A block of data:
^^^^

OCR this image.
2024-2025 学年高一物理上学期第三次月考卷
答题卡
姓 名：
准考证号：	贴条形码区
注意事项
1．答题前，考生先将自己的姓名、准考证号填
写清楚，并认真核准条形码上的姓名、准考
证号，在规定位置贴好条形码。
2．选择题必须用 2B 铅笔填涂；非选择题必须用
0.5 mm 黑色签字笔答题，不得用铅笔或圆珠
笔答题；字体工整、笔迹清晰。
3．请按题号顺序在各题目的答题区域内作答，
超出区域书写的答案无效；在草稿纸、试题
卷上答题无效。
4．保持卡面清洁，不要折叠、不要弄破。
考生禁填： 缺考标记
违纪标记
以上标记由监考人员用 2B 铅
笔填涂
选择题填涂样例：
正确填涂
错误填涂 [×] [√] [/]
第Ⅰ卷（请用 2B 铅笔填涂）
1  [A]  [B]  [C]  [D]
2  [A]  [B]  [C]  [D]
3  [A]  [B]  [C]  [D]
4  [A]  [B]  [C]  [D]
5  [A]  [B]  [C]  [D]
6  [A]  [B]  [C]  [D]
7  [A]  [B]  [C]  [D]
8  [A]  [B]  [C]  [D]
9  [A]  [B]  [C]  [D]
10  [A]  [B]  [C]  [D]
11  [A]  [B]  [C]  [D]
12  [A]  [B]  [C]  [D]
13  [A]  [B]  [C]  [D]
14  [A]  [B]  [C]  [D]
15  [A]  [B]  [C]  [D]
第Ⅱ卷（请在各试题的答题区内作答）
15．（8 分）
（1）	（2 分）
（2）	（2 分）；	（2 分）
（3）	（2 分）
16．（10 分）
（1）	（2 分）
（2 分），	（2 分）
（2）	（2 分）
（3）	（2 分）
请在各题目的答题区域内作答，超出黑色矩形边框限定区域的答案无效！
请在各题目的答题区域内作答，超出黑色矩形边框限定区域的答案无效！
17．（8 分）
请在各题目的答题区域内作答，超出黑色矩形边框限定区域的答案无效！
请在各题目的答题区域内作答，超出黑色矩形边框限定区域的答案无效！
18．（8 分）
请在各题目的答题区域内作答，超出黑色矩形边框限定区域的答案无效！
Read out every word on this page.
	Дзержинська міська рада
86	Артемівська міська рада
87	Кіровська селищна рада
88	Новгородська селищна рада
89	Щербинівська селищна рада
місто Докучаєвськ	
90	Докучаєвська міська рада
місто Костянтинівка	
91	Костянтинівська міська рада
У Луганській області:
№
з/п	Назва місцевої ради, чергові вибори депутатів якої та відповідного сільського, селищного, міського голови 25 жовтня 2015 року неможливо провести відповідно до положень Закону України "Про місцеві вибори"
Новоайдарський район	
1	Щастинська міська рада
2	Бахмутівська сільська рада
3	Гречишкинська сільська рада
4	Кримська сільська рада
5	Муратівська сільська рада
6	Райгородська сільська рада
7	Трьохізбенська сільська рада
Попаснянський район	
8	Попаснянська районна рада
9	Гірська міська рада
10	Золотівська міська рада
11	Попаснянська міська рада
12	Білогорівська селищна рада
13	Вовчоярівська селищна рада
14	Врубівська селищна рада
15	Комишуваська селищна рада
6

^^^^

◆ **Exercise description**:
Transcribe the material exactly as it reads.

◆ **Output of the exercise**:
OCR this image.
2024-2025 学年高一物理上学期第三次月考卷
答题卡
姓 名：
准考证号：	贴条形码区
注意事项
1．答题前，考生先将自己的姓名、准考证号填
写清楚，并认真核准条形码上的姓名、准考
证号，在规定位置贴好条形码。
2．选择题必须用 2B 铅笔填涂；非选择题必须用
0.5 mm 黑色签字笔答题，不得用铅笔或圆珠
笔答题；字体工整、笔迹清晰。
3．请按题号顺序在各题目的答题区域内作答，
超出区域书写的答案无效；在草稿纸、试题
卷上答题无效。
4．保持卡面清洁，不要折叠、不要弄破。
考生禁填： 缺考标记
违纪标记
以上标记由监考人员用 2B 铅
笔填涂
选择题填涂样例：
正确填涂
错误填涂 [×] [√] [/]
第Ⅰ卷（请用 2B 铅笔填涂）
1  [A]  [B]  [C]  [D]
2  [A]  [B]  [C]  [D]
3  [A]  [B]  [C]  [D]
4  [A]  [B]  [C]  [D]
5  [A]  [B]  [C]  [D]
6  [A]  [B]  [C]  [D]
7  [A]  [B]  [C]  [D]
8  [A]  [B]  [C]  [D]
9  [A]  [B]  [C]  [D]
10  [A]  [B]  [C]  [D]
11  [A]  [B]  [C]  [D]
12  [A]  [B]  [C]  [D]
13  [A]  [B]  [C]  [D]
14  [A]  [B]  [C]  [D]
15  [A]  [B]  [C]  [D]
第Ⅱ卷（请在各试题的答题区内作答）
15．（8 分）
（1）	（2 分）
（2）	（2 分）；	（2 分）
（3）	（2 分）
16．（10 分）
（1）	（2 分）
（2 分），	（2 分）
（2）	（2 分）
（3）	（2 分）
请在各题目的答题区域内作答，超出黑色矩形边框限定区域的答案无效！
请在各题目的答题区域内作答，超出黑色矩形边框限定区域的答案无效！
17．（8 分）
请在各题目的答题区域内作答，超出黑色矩形边框限定区域的答案无效！
请在各题目的答题区域内作答，超出黑色矩形边框限定区域的答案无效！
18．（8 分）
请在各题目的答题区域内作答，超出黑色矩形边框限定区域的答案无效！
Read out every word on this page.
	Дзержинська міська рада
86	Артемівська міська рада
87	Кіровська селищна рада
88	Новгородська селищна рада
89	Щербинівська селищна рада
місто Докучаєвськ	
90	Докучаєвська міська рада
місто Костянтинівка	
91	Костянтинівська міська рада
У Луганській області:
№
з/п	Назва місцевої ради, чергові вибори депутатів якої та відповідного сільського, селищного, міського голови 25 жовтня 2015 року неможливо провести відповідно до положень Закону України "Про місцеві вибори"
Новоайдарський район	
1	Щастинська міська рада
2	Бахмутівська сільська рада
3	Гречишкинська сільська рада
4	Кримська сільська рада
5	Муратівська сільська рада
6	Райгородська сільська рада
7	Трьохізбенська сільська рада
Попаснянський район	
8	Попаснянська районна рада
9	Гірська міська рада
10	Золотівська міська рада
11	Попаснянська міська рада
12	Білогорівська селищна рада
13	Вовчоярівська селищна рада
14	Врубівська селищна рада
15	Комишуваська селищна рада
6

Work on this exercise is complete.